[Stored items]

▼

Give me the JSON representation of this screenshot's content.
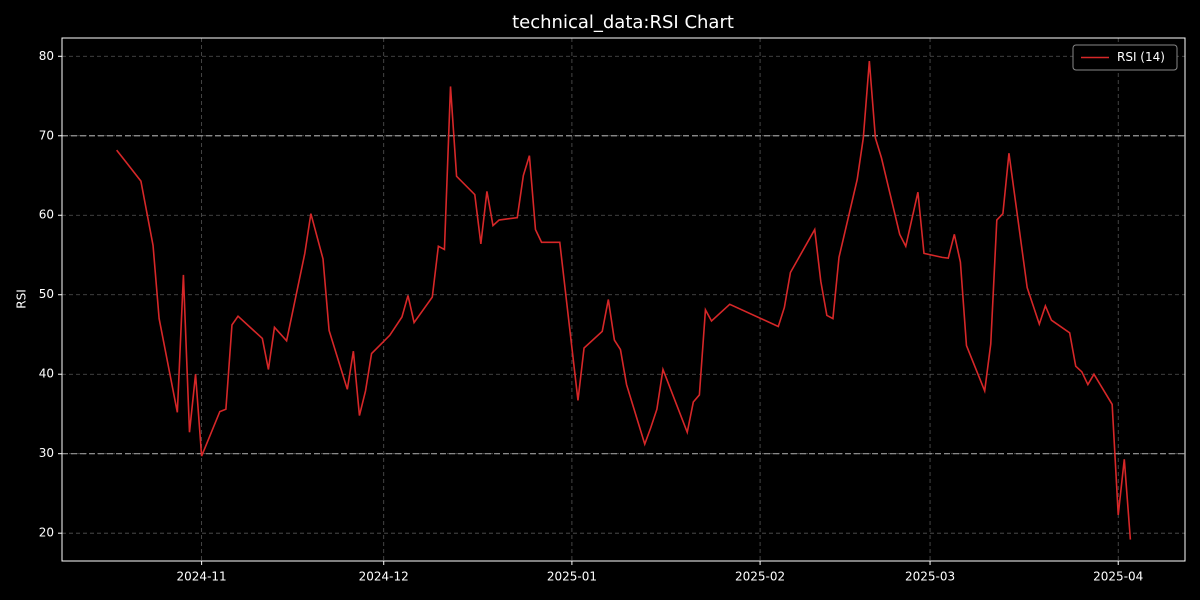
{
  "chart_data": {
    "type": "line",
    "title": "technical_data:RSI Chart",
    "ylabel": "RSI",
    "x": [
      "2024-10-18",
      "2024-10-22",
      "2024-10-24",
      "2024-10-25",
      "2024-10-28",
      "2024-10-29",
      "2024-10-30",
      "2024-10-31",
      "2024-11-01",
      "2024-11-04",
      "2024-11-05",
      "2024-11-06",
      "2024-11-07",
      "2024-11-11",
      "2024-11-12",
      "2024-11-13",
      "2024-11-15",
      "2024-11-18",
      "2024-11-19",
      "2024-11-21",
      "2024-11-22",
      "2024-11-25",
      "2024-11-26",
      "2024-11-27",
      "2024-11-28",
      "2024-11-29",
      "2024-12-02",
      "2024-12-04",
      "2024-12-05",
      "2024-12-06",
      "2024-12-09",
      "2024-12-10",
      "2024-12-11",
      "2024-12-12",
      "2024-12-13",
      "2024-12-16",
      "2024-12-17",
      "2024-12-18",
      "2024-12-19",
      "2024-12-20",
      "2024-12-23",
      "2024-12-24",
      "2024-12-25",
      "2024-12-26",
      "2024-12-27",
      "2024-12-30",
      "2025-01-02",
      "2025-01-03",
      "2025-01-06",
      "2025-01-07",
      "2025-01-08",
      "2025-01-09",
      "2025-01-10",
      "2025-01-13",
      "2025-01-14",
      "2025-01-15",
      "2025-01-16",
      "2025-01-20",
      "2025-01-21",
      "2025-01-22",
      "2025-01-23",
      "2025-01-24",
      "2025-01-27",
      "2025-02-04",
      "2025-02-05",
      "2025-02-06",
      "2025-02-10",
      "2025-02-11",
      "2025-02-12",
      "2025-02-13",
      "2025-02-14",
      "2025-02-17",
      "2025-02-18",
      "2025-02-19",
      "2025-02-20",
      "2025-02-21",
      "2025-02-24",
      "2025-02-25",
      "2025-02-27",
      "2025-02-28",
      "2025-03-03",
      "2025-03-04",
      "2025-03-05",
      "2025-03-06",
      "2025-03-07",
      "2025-03-10",
      "2025-03-11",
      "2025-03-12",
      "2025-03-13",
      "2025-03-14",
      "2025-03-17",
      "2025-03-19",
      "2025-03-20",
      "2025-03-21",
      "2025-03-24",
      "2025-03-25",
      "2025-03-26",
      "2025-03-27",
      "2025-03-28",
      "2025-03-31",
      "2025-04-01",
      "2025-04-02",
      "2025-04-03"
    ],
    "series": [
      {
        "name": "RSI (14)",
        "color": "#d62728",
        "values": [
          68.2,
          64.3,
          56.2,
          47.0,
          35.2,
          52.5,
          32.7,
          40.0,
          29.7,
          35.3,
          35.6,
          46.2,
          47.3,
          44.5,
          40.6,
          45.9,
          44.2,
          55.2,
          60.2,
          54.5,
          45.5,
          38.1,
          42.9,
          34.8,
          37.9,
          42.6,
          44.9,
          47.2,
          49.9,
          46.5,
          49.7,
          56.1,
          55.7,
          76.2,
          64.9,
          62.6,
          56.4,
          63.0,
          58.7,
          59.4,
          59.7,
          65.0,
          67.5,
          58.2,
          56.6,
          56.6,
          36.7,
          43.3,
          45.4,
          49.4,
          44.3,
          43.1,
          38.7,
          31.2,
          33.3,
          35.6,
          40.6,
          32.7,
          36.5,
          37.4,
          48.1,
          46.7,
          48.8,
          46.0,
          48.4,
          52.8,
          58.2,
          51.7,
          47.4,
          47.0,
          54.7,
          64.5,
          69.7,
          79.4,
          69.7,
          67.2,
          57.6,
          56.1,
          62.9,
          55.2,
          54.7,
          54.6,
          57.6,
          54.1,
          43.6,
          37.9,
          43.8,
          59.4,
          60.2,
          67.8,
          50.9,
          46.3,
          48.6,
          46.8,
          45.2,
          41.0,
          40.3,
          38.7,
          40.0,
          36.2,
          22.3,
          29.3,
          19.2
        ]
      }
    ],
    "reference_lines": [
      70,
      30
    ],
    "xlim": [
      "2024-10-09",
      "2025-04-12"
    ],
    "xticks": [
      {
        "value": "2024-11-01",
        "label": "2024-11"
      },
      {
        "value": "2024-12-01",
        "label": "2024-12"
      },
      {
        "value": "2025-01-01",
        "label": "2025-01"
      },
      {
        "value": "2025-02-01",
        "label": "2025-02"
      },
      {
        "value": "2025-03-01",
        "label": "2025-03"
      },
      {
        "value": "2025-04-01",
        "label": "2025-04"
      }
    ],
    "ylim": [
      16.5,
      82.3
    ],
    "yticks": [
      20,
      30,
      40,
      50,
      60,
      70,
      80
    ],
    "grid": true,
    "legend": "upper right"
  }
}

▲

Write out the listing above again, exactly, but with no pictures in the copy.

**REPLY:**
Give me the JSON representation of this screenshot's content.
{
  "chart_data": {
    "type": "line",
    "title": "technical_data:RSI Chart",
    "ylabel": "RSI",
    "x": [
      "2024-10-18",
      "2024-10-22",
      "2024-10-24",
      "2024-10-25",
      "2024-10-28",
      "2024-10-29",
      "2024-10-30",
      "2024-10-31",
      "2024-11-01",
      "2024-11-04",
      "2024-11-05",
      "2024-11-06",
      "2024-11-07",
      "2024-11-11",
      "2024-11-12",
      "2024-11-13",
      "2024-11-15",
      "2024-11-18",
      "2024-11-19",
      "2024-11-21",
      "2024-11-22",
      "2024-11-25",
      "2024-11-26",
      "2024-11-27",
      "2024-11-28",
      "2024-11-29",
      "2024-12-02",
      "2024-12-04",
      "2024-12-05",
      "2024-12-06",
      "2024-12-09",
      "2024-12-10",
      "2024-12-11",
      "2024-12-12",
      "2024-12-13",
      "2024-12-16",
      "2024-12-17",
      "2024-12-18",
      "2024-12-19",
      "2024-12-20",
      "2024-12-23",
      "2024-12-24",
      "2024-12-25",
      "2024-12-26",
      "2024-12-27",
      "2024-12-30",
      "2025-01-02",
      "2025-01-03",
      "2025-01-06",
      "2025-01-07",
      "2025-01-08",
      "2025-01-09",
      "2025-01-10",
      "2025-01-13",
      "2025-01-14",
      "2025-01-15",
      "2025-01-16",
      "2025-01-20",
      "2025-01-21",
      "2025-01-22",
      "2025-01-23",
      "2025-01-24",
      "2025-01-27",
      "2025-02-04",
      "2025-02-05",
      "2025-02-06",
      "2025-02-10",
      "2025-02-11",
      "2025-02-12",
      "2025-02-13",
      "2025-02-14",
      "2025-02-17",
      "2025-02-18",
      "2025-02-19",
      "2025-02-20",
      "2025-02-21",
      "2025-02-24",
      "2025-02-25",
      "2025-02-27",
      "2025-02-28",
      "2025-03-03",
      "2025-03-04",
      "2025-03-05",
      "2025-03-06",
      "2025-03-07",
      "2025-03-10",
      "2025-03-11",
      "2025-03-12",
      "2025-03-13",
      "2025-03-14",
      "2025-03-17",
      "2025-03-19",
      "2025-03-20",
      "2025-03-21",
      "2025-03-24",
      "2025-03-25",
      "2025-03-26",
      "2025-03-27",
      "2025-03-28",
      "2025-03-31",
      "2025-04-01",
      "2025-04-02",
      "2025-04-03"
    ],
    "series": [
      {
        "name": "RSI (14)",
        "color": "#d62728",
        "values": [
          68.2,
          64.3,
          56.2,
          47.0,
          35.2,
          52.5,
          32.7,
          40.0,
          29.7,
          35.3,
          35.6,
          46.2,
          47.3,
          44.5,
          40.6,
          45.9,
          44.2,
          55.2,
          60.2,
          54.5,
          45.5,
          38.1,
          42.9,
          34.8,
          37.9,
          42.6,
          44.9,
          47.2,
          49.9,
          46.5,
          49.7,
          56.1,
          55.7,
          76.2,
          64.9,
          62.6,
          56.4,
          63.0,
          58.7,
          59.4,
          59.7,
          65.0,
          67.5,
          58.2,
          56.6,
          56.6,
          36.7,
          43.3,
          45.4,
          49.4,
          44.3,
          43.1,
          38.7,
          31.2,
          33.3,
          35.6,
          40.6,
          32.7,
          36.5,
          37.4,
          48.1,
          46.7,
          48.8,
          46.0,
          48.4,
          52.8,
          58.2,
          51.7,
          47.4,
          47.0,
          54.7,
          64.5,
          69.7,
          79.4,
          69.7,
          67.2,
          57.6,
          56.1,
          62.9,
          55.2,
          54.7,
          54.6,
          57.6,
          54.1,
          43.6,
          37.9,
          43.8,
          59.4,
          60.2,
          67.8,
          50.9,
          46.3,
          48.6,
          46.8,
          45.2,
          41.0,
          40.3,
          38.7,
          40.0,
          36.2,
          22.3,
          29.3,
          19.2
        ]
      }
    ],
    "reference_lines": [
      70,
      30
    ],
    "xlim": [
      "2024-10-09",
      "2025-04-12"
    ],
    "xticks": [
      {
        "value": "2024-11-01",
        "label": "2024-11"
      },
      {
        "value": "2024-12-01",
        "label": "2024-12"
      },
      {
        "value": "2025-01-01",
        "label": "2025-01"
      },
      {
        "value": "2025-02-01",
        "label": "2025-02"
      },
      {
        "value": "2025-03-01",
        "label": "2025-03"
      },
      {
        "value": "2025-04-01",
        "label": "2025-04"
      }
    ],
    "ylim": [
      16.5,
      82.3
    ],
    "yticks": [
      20,
      30,
      40,
      50,
      60,
      70,
      80
    ],
    "grid": true,
    "legend": "upper right"
  }
}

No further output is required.